• [Written problem]:
Each entry below is to be transcribed exactly.

• [Records for this task]:

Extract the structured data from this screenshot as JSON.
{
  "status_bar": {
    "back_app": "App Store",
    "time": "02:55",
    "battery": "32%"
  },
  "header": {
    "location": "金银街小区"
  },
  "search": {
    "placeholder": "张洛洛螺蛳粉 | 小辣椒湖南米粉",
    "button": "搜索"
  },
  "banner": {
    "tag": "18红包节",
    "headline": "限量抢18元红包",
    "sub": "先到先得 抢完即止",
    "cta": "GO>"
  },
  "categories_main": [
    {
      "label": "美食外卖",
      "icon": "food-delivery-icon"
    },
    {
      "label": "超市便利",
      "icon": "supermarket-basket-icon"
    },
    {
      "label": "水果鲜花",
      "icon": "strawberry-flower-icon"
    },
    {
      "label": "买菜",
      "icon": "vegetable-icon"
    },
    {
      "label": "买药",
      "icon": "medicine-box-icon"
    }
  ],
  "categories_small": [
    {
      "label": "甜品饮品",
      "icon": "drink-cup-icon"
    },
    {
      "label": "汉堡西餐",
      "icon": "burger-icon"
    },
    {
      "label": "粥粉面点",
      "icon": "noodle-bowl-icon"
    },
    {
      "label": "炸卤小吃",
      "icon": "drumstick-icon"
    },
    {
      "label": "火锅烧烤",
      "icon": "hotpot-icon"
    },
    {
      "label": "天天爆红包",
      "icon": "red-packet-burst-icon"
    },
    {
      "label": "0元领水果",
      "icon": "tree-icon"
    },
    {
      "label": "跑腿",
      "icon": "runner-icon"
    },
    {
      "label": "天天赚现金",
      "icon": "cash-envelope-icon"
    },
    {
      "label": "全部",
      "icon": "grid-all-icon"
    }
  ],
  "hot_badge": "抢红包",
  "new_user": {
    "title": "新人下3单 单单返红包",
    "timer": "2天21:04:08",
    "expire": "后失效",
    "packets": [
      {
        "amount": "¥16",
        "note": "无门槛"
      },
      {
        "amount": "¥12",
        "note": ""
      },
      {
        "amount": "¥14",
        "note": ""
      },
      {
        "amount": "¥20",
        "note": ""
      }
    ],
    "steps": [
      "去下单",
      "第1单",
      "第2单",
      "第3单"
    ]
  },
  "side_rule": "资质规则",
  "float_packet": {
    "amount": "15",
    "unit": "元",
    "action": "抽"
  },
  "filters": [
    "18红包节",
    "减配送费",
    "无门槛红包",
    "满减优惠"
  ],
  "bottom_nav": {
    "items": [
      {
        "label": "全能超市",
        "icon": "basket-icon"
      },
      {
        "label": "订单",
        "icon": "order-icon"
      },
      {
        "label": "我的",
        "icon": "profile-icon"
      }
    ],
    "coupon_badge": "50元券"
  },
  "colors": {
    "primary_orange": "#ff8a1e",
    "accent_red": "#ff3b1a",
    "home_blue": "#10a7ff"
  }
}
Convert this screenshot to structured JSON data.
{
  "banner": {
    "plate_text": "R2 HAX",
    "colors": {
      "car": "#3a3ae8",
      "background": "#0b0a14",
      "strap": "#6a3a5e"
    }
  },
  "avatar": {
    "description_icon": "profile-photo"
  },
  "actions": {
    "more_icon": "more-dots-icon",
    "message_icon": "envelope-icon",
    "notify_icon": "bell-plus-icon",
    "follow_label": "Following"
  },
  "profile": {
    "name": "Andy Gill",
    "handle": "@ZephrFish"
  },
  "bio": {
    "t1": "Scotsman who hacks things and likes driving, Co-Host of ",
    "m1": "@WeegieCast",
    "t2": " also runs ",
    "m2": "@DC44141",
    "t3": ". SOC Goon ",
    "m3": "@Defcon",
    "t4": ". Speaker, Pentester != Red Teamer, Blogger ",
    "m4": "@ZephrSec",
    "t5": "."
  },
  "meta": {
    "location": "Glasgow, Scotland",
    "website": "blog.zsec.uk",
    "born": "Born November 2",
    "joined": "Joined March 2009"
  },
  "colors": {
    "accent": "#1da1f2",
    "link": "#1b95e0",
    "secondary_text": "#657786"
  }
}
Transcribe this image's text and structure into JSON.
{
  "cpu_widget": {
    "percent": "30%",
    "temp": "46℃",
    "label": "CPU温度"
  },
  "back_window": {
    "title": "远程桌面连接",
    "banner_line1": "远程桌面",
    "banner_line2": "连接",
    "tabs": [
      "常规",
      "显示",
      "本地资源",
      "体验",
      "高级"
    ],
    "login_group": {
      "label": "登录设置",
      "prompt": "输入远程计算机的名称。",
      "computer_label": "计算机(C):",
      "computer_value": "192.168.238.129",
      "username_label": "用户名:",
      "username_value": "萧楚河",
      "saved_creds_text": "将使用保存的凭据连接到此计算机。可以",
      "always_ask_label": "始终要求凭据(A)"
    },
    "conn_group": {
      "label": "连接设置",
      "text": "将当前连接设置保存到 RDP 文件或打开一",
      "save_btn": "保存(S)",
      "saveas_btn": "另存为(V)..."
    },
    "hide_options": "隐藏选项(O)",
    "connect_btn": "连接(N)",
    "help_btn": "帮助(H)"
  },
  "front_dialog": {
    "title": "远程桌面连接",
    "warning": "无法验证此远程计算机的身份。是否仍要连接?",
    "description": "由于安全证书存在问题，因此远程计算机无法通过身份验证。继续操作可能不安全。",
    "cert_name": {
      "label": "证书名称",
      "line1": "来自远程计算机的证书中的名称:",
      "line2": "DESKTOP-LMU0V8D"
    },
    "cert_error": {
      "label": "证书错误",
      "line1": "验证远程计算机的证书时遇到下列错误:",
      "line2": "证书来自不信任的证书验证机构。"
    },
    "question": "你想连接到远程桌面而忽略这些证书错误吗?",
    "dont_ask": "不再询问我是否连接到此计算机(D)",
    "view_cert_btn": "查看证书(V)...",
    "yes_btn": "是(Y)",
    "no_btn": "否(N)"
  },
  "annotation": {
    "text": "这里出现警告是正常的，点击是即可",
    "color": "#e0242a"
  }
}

• [Response for this exercise]:
Extract the structured data from this screenshot as JSON.
{
  "status_bar": {
    "back_app": "App Store",
    "time": "02:55",
    "battery": "32%"
  },
  "header": {
    "location": "金银街小区"
  },
  "search": {
    "placeholder": "张洛洛螺蛳粉 | 小辣椒湖南米粉",
    "button": "搜索"
  },
  "banner": {
    "tag": "18红包节",
    "headline": "限量抢18元红包",
    "sub": "先到先得 抢完即止",
    "cta": "GO>"
  },
  "categories_main": [
    {
      "label": "美食外卖",
      "icon": "food-delivery-icon"
    },
    {
      "label": "超市便利",
      "icon": "supermarket-basket-icon"
    },
    {
      "label": "水果鲜花",
      "icon": "strawberry-flower-icon"
    },
    {
      "label": "买菜",
      "icon": "vegetable-icon"
    },
    {
      "label": "买药",
      "icon": "medicine-box-icon"
    }
  ],
  "categories_small": [
    {
      "label": "甜品饮品",
      "icon": "drink-cup-icon"
    },
    {
      "label": "汉堡西餐",
      "icon": "burger-icon"
    },
    {
      "label": "粥粉面点",
      "icon": "noodle-bowl-icon"
    },
    {
      "label": "炸卤小吃",
      "icon": "drumstick-icon"
    },
    {
      "label": "火锅烧烤",
      "icon": "hotpot-icon"
    },
    {
      "label": "天天爆红包",
      "icon": "red-packet-burst-icon"
    },
    {
      "label": "0元领水果",
      "icon": "tree-icon"
    },
    {
      "label": "跑腿",
      "icon": "runner-icon"
    },
    {
      "label": "天天赚现金",
      "icon": "cash-envelope-icon"
    },
    {
      "label": "全部",
      "icon": "grid-all-icon"
    }
  ],
  "hot_badge": "抢红包",
  "new_user": {
    "title": "新人下3单 单单返红包",
    "timer": "2天21:04:08",
    "expire": "后失效",
    "packets": [
      {
        "amount": "¥16",
        "note": "无门槛"
      },
      {
        "amount": "¥12",
        "note": ""
      },
      {
        "amount": "¥14",
        "note": ""
      },
      {
        "amount": "¥20",
        "note": ""
      }
    ],
    "steps": [
      "去下单",
      "第1单",
      "第2单",
      "第3单"
    ]
  },
  "side_rule": "资质规则",
  "float_packet": {
    "amount": "15",
    "unit": "元",
    "action": "抽"
  },
  "filters": [
    "18红包节",
    "减配送费",
    "无门槛红包",
    "满减优惠"
  ],
  "bottom_nav": {
    "items": [
      {
        "label": "全能超市",
        "icon": "basket-icon"
      },
      {
        "label": "订单",
        "icon": "order-icon"
      },
      {
        "label": "我的",
        "icon": "profile-icon"
      }
    ],
    "coupon_badge": "50元券"
  },
  "colors": {
    "primary_orange": "#ff8a1e",
    "accent_red": "#ff3b1a",
    "home_blue": "#10a7ff"
  }
}
Convert this screenshot to structured JSON data.
{
  "banner": {
    "plate_text": "R2 HAX",
    "colors": {
      "car": "#3a3ae8",
      "background": "#0b0a14",
      "strap": "#6a3a5e"
    }
  },
  "avatar": {
    "description_icon": "profile-photo"
  },
  "actions": {
    "more_icon": "more-dots-icon",
    "message_icon": "envelope-icon",
    "notify_icon": "bell-plus-icon",
    "follow_label": "Following"
  },
  "profile": {
    "name": "Andy Gill",
    "handle": "@ZephrFish"
  },
  "bio": {
    "t1": "Scotsman who hacks things and likes driving, Co-Host of ",
    "m1": "@WeegieCast",
    "t2": " also runs ",
    "m2": "@DC44141",
    "t3": ". SOC Goon ",
    "m3": "@Defcon",
    "t4": ". Speaker, Pentester != Red Teamer, Blogger ",
    "m4": "@ZephrSec",
    "t5": "."
  },
  "meta": {
    "location": "Glasgow, Scotland",
    "website": "blog.zsec.uk",
    "born": "Born November 2",
    "joined": "Joined March 2009"
  },
  "colors": {
    "accent": "#1da1f2",
    "link": "#1b95e0",
    "secondary_text": "#657786"
  }
}
Transcribe this image's text and structure into JSON.
{
  "cpu_widget": {
    "percent": "30%",
    "temp": "46℃",
    "label": "CPU温度"
  },
  "back_window": {
    "title": "远程桌面连接",
    "banner_line1": "远程桌面",
    "banner_line2": "连接",
    "tabs": [
      "常规",
      "显示",
      "本地资源",
      "体验",
      "高级"
    ],
    "login_group": {
      "label": "登录设置",
      "prompt": "输入远程计算机的名称。",
      "computer_label": "计算机(C):",
      "computer_value": "192.168.238.129",
      "username_label": "用户名:",
      "username_value": "萧楚河",
      "saved_creds_text": "将使用保存的凭据连接到此计算机。可以",
      "always_ask_label": "始终要求凭据(A)"
    },
    "conn_group": {
      "label": "连接设置",
      "text": "将当前连接设置保存到 RDP 文件或打开一",
      "save_btn": "保存(S)",
      "saveas_btn": "另存为(V)..."
    },
    "hide_options": "隐藏选项(O)",
    "connect_btn": "连接(N)",
    "help_btn": "帮助(H)"
  },
  "front_dialog": {
    "title": "远程桌面连接",
    "warning": "无法验证此远程计算机的身份。是否仍要连接?",
    "description": "由于安全证书存在问题，因此远程计算机无法通过身份验证。继续操作可能不安全。",
    "cert_name": {
      "label": "证书名称",
      "line1": "来自远程计算机的证书中的名称:",
      "line2": "DESKTOP-LMU0V8D"
    },
    "cert_error": {
      "label": "证书错误",
      "line1": "验证远程计算机的证书时遇到下列错误:",
      "line2": "证书来自不信任的证书验证机构。"
    },
    "question": "你想连接到远程桌面而忽略这些证书错误吗?",
    "dont_ask": "不再询问我是否连接到此计算机(D)",
    "view_cert_btn": "查看证书(V)...",
    "yes_btn": "是(Y)",
    "no_btn": "否(N)"
  },
  "annotation": {
    "text": "这里出现警告是正常的，点击是即可",
    "color": "#e0242a"
  }
}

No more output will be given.